- [WRITTEN PROBLEM]: Your answer is a single number: how many lines hold the word "Vincent"?
# start of RECORDS FOR PROCESSING
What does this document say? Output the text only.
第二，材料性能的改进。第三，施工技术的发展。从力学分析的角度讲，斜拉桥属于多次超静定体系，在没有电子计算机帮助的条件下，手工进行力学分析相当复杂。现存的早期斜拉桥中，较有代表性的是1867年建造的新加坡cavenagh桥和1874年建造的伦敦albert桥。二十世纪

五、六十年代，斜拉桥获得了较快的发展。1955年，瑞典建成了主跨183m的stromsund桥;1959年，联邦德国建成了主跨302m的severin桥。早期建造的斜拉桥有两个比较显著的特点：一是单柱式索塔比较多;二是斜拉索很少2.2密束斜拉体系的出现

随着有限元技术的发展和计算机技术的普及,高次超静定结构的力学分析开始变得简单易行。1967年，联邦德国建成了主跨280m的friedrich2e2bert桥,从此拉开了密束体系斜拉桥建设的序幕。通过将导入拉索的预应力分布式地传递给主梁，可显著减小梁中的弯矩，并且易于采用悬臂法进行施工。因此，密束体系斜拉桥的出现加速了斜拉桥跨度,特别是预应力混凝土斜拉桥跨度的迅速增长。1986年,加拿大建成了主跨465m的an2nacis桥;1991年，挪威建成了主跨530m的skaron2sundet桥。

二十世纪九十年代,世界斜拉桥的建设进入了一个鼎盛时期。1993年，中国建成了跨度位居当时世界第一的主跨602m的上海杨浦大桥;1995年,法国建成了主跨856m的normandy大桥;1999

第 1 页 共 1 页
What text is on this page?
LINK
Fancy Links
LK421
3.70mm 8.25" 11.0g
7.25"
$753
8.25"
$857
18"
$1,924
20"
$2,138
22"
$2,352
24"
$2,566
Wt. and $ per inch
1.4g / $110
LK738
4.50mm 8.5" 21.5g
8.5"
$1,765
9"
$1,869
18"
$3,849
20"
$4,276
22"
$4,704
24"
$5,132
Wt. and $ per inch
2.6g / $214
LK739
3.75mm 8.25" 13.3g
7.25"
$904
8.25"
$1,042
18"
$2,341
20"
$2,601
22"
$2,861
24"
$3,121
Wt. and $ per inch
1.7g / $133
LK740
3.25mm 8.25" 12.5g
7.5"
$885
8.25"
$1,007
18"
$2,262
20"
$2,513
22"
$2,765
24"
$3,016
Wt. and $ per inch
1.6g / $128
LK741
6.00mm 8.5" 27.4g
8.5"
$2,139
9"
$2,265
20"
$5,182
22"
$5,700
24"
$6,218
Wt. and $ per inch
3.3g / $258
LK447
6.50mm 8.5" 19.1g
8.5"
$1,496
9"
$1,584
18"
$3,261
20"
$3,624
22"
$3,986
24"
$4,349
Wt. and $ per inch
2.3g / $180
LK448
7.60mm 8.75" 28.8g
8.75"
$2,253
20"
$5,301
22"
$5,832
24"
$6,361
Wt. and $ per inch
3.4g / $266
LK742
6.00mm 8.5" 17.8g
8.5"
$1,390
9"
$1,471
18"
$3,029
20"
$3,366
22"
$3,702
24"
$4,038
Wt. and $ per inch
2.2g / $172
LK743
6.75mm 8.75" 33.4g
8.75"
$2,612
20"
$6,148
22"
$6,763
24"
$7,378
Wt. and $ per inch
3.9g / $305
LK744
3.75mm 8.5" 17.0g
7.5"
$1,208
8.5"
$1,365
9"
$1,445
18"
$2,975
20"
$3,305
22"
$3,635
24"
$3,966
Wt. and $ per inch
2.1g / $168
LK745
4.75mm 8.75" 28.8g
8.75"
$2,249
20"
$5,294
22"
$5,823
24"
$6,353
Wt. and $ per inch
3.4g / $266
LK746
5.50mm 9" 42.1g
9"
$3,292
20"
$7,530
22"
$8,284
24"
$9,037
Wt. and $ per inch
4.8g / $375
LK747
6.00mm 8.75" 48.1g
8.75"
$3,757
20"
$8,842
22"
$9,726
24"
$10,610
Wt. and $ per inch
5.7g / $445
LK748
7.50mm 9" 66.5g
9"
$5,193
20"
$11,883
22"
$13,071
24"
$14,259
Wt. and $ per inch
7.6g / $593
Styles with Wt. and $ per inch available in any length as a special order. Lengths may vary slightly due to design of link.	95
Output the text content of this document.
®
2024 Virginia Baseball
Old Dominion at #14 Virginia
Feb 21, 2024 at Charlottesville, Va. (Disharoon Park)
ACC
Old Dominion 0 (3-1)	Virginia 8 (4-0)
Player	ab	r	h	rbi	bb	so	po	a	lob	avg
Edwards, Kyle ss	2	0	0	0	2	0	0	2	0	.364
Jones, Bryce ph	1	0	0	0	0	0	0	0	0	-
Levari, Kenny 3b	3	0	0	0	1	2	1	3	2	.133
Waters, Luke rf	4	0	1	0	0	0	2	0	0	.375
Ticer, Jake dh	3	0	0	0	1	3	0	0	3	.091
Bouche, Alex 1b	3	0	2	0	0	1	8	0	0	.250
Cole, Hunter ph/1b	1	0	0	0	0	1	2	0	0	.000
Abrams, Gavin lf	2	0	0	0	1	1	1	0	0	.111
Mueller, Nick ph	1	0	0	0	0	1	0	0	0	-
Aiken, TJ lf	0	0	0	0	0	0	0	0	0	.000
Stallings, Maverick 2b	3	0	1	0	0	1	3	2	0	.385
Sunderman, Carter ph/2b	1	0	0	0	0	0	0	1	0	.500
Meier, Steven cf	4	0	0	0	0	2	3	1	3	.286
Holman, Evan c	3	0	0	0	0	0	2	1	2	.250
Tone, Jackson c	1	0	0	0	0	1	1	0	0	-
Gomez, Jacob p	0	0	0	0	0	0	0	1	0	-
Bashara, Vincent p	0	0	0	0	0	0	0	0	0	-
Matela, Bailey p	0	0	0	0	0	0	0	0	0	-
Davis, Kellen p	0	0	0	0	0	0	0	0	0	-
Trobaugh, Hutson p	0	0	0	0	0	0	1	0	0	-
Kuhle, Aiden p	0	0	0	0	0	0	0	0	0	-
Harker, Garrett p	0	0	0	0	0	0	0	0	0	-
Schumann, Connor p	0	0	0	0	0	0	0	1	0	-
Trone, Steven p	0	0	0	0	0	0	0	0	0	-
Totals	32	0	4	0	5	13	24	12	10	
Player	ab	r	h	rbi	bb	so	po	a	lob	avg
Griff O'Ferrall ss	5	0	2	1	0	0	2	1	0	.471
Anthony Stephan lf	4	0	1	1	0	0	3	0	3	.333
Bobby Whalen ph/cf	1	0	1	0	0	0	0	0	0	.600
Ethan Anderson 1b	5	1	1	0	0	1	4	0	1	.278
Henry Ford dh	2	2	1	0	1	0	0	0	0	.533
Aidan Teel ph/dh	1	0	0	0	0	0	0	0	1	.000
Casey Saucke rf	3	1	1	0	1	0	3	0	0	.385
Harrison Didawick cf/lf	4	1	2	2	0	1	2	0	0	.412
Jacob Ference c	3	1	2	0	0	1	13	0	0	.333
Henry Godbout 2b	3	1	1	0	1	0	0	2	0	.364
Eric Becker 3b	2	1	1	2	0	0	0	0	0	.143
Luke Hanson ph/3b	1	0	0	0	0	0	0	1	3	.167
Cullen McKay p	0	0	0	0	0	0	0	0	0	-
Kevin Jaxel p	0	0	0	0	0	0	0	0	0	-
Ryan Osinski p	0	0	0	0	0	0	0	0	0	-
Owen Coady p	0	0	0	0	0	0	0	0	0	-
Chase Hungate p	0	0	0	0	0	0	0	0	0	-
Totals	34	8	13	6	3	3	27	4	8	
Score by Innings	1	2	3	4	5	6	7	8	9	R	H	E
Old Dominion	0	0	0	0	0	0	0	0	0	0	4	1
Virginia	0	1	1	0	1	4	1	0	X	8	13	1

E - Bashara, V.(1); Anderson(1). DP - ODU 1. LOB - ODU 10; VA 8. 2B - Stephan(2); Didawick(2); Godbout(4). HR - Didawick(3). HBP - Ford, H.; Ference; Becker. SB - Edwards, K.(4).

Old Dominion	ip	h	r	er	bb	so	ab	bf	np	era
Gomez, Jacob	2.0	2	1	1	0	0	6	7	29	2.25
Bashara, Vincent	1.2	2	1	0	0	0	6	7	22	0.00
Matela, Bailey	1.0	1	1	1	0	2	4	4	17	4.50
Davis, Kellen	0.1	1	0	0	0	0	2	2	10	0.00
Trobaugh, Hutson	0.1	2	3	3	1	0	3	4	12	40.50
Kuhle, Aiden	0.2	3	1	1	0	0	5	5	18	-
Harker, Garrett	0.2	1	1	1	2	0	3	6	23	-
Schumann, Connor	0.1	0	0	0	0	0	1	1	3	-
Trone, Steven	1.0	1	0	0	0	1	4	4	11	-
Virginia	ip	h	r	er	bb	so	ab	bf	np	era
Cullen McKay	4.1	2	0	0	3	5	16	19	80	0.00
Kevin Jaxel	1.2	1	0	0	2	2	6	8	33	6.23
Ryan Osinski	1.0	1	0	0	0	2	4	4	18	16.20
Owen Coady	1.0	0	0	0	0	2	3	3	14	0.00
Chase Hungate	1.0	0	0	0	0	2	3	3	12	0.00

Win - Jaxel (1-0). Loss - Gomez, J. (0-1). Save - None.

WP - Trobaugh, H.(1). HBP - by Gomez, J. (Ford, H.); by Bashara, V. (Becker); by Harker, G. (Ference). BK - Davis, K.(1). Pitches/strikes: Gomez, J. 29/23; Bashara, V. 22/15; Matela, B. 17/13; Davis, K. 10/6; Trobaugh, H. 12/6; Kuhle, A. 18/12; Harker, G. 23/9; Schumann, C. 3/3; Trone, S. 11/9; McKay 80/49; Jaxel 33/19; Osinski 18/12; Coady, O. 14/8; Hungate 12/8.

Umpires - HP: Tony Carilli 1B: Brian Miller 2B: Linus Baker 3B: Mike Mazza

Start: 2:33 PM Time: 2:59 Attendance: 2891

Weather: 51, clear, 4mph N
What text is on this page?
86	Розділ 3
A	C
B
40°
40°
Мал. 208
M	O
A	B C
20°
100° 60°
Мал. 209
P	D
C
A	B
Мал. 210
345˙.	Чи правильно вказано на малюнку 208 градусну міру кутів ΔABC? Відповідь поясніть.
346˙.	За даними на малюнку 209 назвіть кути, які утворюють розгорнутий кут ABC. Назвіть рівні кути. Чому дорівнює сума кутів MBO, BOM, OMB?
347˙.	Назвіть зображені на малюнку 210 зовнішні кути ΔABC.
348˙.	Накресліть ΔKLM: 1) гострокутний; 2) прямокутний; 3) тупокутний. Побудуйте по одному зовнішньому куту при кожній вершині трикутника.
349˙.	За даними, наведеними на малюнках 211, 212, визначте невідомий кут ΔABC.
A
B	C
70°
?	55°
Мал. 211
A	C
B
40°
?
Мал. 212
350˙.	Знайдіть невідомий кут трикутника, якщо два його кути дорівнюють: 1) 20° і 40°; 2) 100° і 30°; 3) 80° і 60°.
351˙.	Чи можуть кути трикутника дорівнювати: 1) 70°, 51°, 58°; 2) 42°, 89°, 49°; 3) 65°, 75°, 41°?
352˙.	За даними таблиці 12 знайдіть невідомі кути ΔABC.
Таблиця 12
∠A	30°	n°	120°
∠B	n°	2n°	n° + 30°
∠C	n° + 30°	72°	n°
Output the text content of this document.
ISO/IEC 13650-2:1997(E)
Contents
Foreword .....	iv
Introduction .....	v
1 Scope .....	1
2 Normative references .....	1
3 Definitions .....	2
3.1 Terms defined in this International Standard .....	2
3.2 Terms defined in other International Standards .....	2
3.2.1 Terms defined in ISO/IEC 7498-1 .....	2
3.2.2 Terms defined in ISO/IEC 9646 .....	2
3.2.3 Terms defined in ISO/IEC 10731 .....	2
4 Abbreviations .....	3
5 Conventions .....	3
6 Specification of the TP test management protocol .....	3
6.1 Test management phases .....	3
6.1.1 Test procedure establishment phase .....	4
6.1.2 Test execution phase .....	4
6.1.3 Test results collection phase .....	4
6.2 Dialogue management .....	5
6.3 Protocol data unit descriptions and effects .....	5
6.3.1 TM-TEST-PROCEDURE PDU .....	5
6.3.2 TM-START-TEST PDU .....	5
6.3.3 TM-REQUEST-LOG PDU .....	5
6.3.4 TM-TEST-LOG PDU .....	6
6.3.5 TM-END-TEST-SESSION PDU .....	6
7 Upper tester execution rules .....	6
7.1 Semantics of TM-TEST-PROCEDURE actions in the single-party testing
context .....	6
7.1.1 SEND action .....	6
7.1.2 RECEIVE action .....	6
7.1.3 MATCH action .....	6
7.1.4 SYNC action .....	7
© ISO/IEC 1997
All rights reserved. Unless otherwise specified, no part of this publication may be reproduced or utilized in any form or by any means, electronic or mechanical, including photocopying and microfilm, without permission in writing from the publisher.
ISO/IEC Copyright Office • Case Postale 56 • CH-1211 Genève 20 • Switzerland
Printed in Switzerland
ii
# end of RECORDS FOR PROCESSING
- [TASK ANSWER]: 2